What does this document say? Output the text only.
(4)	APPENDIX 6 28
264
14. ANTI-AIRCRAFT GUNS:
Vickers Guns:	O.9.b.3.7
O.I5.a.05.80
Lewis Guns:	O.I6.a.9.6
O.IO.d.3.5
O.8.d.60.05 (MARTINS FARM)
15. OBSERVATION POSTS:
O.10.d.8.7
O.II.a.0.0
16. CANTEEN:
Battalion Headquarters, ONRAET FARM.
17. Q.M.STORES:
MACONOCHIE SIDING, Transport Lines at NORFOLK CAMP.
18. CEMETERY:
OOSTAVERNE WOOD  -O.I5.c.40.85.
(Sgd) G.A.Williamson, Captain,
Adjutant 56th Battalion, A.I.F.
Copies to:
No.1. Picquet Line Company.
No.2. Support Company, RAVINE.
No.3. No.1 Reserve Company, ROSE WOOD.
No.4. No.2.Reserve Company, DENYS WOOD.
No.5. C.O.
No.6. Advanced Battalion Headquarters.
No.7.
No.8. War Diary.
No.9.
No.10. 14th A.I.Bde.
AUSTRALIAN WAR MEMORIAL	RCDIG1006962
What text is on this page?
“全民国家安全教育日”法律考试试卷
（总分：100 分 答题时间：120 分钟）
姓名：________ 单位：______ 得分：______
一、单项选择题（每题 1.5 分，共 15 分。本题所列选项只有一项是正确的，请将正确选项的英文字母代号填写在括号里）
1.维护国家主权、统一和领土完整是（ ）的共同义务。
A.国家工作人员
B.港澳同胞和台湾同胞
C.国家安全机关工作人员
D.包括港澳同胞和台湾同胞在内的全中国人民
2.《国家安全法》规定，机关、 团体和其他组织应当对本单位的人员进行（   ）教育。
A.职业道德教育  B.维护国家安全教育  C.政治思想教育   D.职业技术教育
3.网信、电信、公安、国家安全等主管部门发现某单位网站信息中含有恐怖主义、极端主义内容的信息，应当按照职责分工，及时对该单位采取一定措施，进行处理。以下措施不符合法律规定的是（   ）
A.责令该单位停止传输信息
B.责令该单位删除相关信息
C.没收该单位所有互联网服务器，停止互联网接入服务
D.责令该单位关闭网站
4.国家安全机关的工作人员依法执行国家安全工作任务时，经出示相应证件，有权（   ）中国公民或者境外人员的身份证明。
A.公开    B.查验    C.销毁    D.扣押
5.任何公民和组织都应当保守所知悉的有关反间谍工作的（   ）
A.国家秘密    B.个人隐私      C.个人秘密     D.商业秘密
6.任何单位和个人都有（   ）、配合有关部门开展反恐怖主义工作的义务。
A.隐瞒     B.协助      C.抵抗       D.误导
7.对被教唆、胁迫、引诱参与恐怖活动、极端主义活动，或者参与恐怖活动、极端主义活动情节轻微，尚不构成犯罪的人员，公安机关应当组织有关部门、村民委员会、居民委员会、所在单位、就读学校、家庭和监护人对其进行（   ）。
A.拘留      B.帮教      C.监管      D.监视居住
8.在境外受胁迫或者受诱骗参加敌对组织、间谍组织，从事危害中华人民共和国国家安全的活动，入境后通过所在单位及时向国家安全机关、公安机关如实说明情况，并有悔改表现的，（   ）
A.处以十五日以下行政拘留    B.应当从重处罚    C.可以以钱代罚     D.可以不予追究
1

Exercise requirements
Return the listing above word for word.

Written reply
What does this document say? Output the text only.
(4)	APPENDIX 6 28
264
14. ANTI-AIRCRAFT GUNS:
Vickers Guns:	O.9.b.3.7
O.I5.a.05.80
Lewis Guns:	O.I6.a.9.6
O.IO.d.3.5
O.8.d.60.05 (MARTINS FARM)
15. OBSERVATION POSTS:
O.10.d.8.7
O.II.a.0.0
16. CANTEEN:
Battalion Headquarters, ONRAET FARM.
17. Q.M.STORES:
MACONOCHIE SIDING, Transport Lines at NORFOLK CAMP.
18. CEMETERY:
OOSTAVERNE WOOD  -O.I5.c.40.85.
(Sgd) G.A.Williamson, Captain,
Adjutant 56th Battalion, A.I.F.
Copies to:
No.1. Picquet Line Company.
No.2. Support Company, RAVINE.
No.3. No.1 Reserve Company, ROSE WOOD.
No.4. No.2.Reserve Company, DENYS WOOD.
No.5. C.O.
No.6. Advanced Battalion Headquarters.
No.7.
No.8. War Diary.
No.9.
No.10. 14th A.I.Bde.
AUSTRALIAN WAR MEMORIAL	RCDIG1006962
What text is on this page?
“全民国家安全教育日”法律考试试卷
（总分：100 分 答题时间：120 分钟）
姓名：________ 单位：______ 得分：______
一、单项选择题（每题 1.5 分，共 15 分。本题所列选项只有一项是正确的，请将正确选项的英文字母代号填写在括号里）
1.维护国家主权、统一和领土完整是（ ）的共同义务。
A.国家工作人员
B.港澳同胞和台湾同胞
C.国家安全机关工作人员
D.包括港澳同胞和台湾同胞在内的全中国人民
2.《国家安全法》规定，机关、 团体和其他组织应当对本单位的人员进行（   ）教育。
A.职业道德教育  B.维护国家安全教育  C.政治思想教育   D.职业技术教育
3.网信、电信、公安、国家安全等主管部门发现某单位网站信息中含有恐怖主义、极端主义内容的信息，应当按照职责分工，及时对该单位采取一定措施，进行处理。以下措施不符合法律规定的是（   ）
A.责令该单位停止传输信息
B.责令该单位删除相关信息
C.没收该单位所有互联网服务器，停止互联网接入服务
D.责令该单位关闭网站
4.国家安全机关的工作人员依法执行国家安全工作任务时，经出示相应证件，有权（   ）中国公民或者境外人员的身份证明。
A.公开    B.查验    C.销毁    D.扣押
5.任何公民和组织都应当保守所知悉的有关反间谍工作的（   ）
A.国家秘密    B.个人隐私      C.个人秘密     D.商业秘密
6.任何单位和个人都有（   ）、配合有关部门开展反恐怖主义工作的义务。
A.隐瞒     B.协助      C.抵抗       D.误导
7.对被教唆、胁迫、引诱参与恐怖活动、极端主义活动，或者参与恐怖活动、极端主义活动情节轻微，尚不构成犯罪的人员，公安机关应当组织有关部门、村民委员会、居民委员会、所在单位、就读学校、家庭和监护人对其进行（   ）。
A.拘留      B.帮教      C.监管      D.监视居住
8.在境外受胁迫或者受诱骗参加敌对组织、间谍组织，从事危害中华人民共和国国家安全的活动，入境后通过所在单位及时向国家安全机关、公安机关如实说明情况，并有悔改表现的，（   ）
A.处以十五日以下行政拘留    B.应当从重处罚    C.可以以钱代罚     D.可以不予追究
1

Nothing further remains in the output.